= Exercise objective =
Return all the entries exactly, keeping pictures out.

= Stored records =
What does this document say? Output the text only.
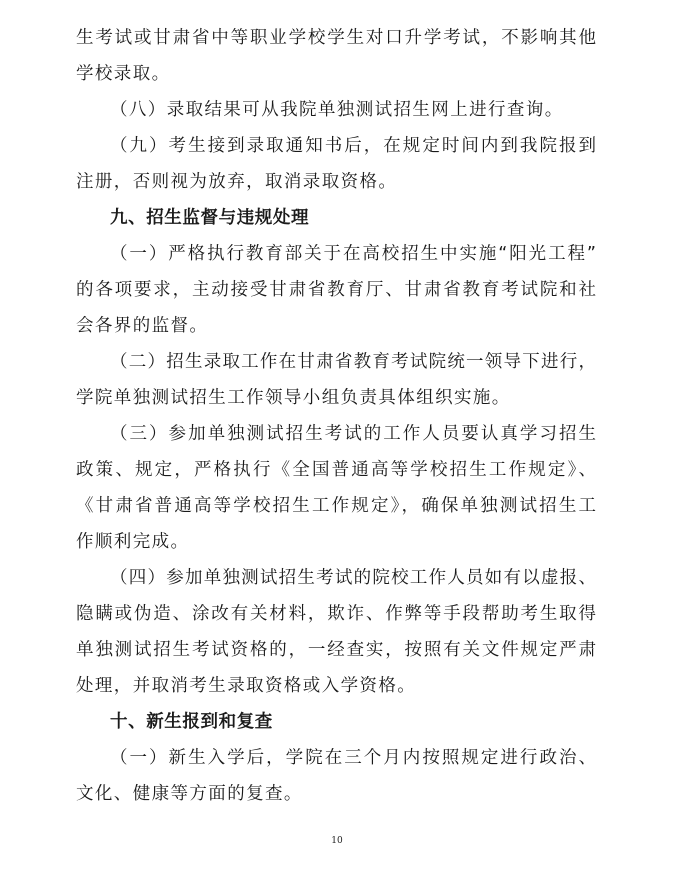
生考试或甘肃省中等职业学校学生对口升学考试，不影响其他
学校录取。
（八）录取结果可从我院单独测试招生网上进行查询。
（九）考生接到录取通知书后，在规定时间内到我院报到
注册，否则视为放弃，取消录取资格。
九、招生监督与违规处理
（一）严格执行教育部关于在高校招生中实施“阳光工程”
的各项要求，主动接受甘肃省教育厅、甘肃省教育考试院和社
会各界的监督。
（二）招生录取工作在甘肃省教育考试院统一领导下进行，
学院单独测试招生工作领导小组负责具体组织实施。
（三）参加单独测试招生考试的工作人员要认真学习招生
政策、规定，严格执行《全国普通高等学校招生工作规定》、
《甘肃省普通高等学校招生工作规定》，确保单独测试招生工
作顺利完成。
（四）参加单独测试招生考试的院校工作人员如有以虚报、
隐瞒或伪造、涂改有关材料，欺诈、作弊等手段帮助考生取得
单独测试招生考试资格的，一经查实，按照有关文件规定严肃
处理，并取消考生录取资格或入学资格。
十、新生报到和复查
（一）新生入学后，学院在三个月内按照规定进行政治、
文化、健康等方面的复查。
10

= Task solution =
What does this document say? Output the text only.
生考试或甘肃省中等职业学校学生对口升学考试，不影响其他
学校录取。
（八）录取结果可从我院单独测试招生网上进行查询。
（九）考生接到录取通知书后，在规定时间内到我院报到
注册，否则视为放弃，取消录取资格。
九、招生监督与违规处理
（一）严格执行教育部关于在高校招生中实施“阳光工程”
的各项要求，主动接受甘肃省教育厅、甘肃省教育考试院和社
会各界的监督。
（二）招生录取工作在甘肃省教育考试院统一领导下进行，
学院单独测试招生工作领导小组负责具体组织实施。
（三）参加单独测试招生考试的工作人员要认真学习招生
政策、规定，严格执行《全国普通高等学校招生工作规定》、
《甘肃省普通高等学校招生工作规定》，确保单独测试招生工
作顺利完成。
（四）参加单独测试招生考试的院校工作人员如有以虚报、
隐瞒或伪造、涂改有关材料，欺诈、作弊等手段帮助考生取得
单独测试招生考试资格的，一经查实，按照有关文件规定严肃
处理，并取消考生录取资格或入学资格。
十、新生报到和复查
（一）新生入学后，学院在三个月内按照规定进行政治、
文化、健康等方面的复查。
10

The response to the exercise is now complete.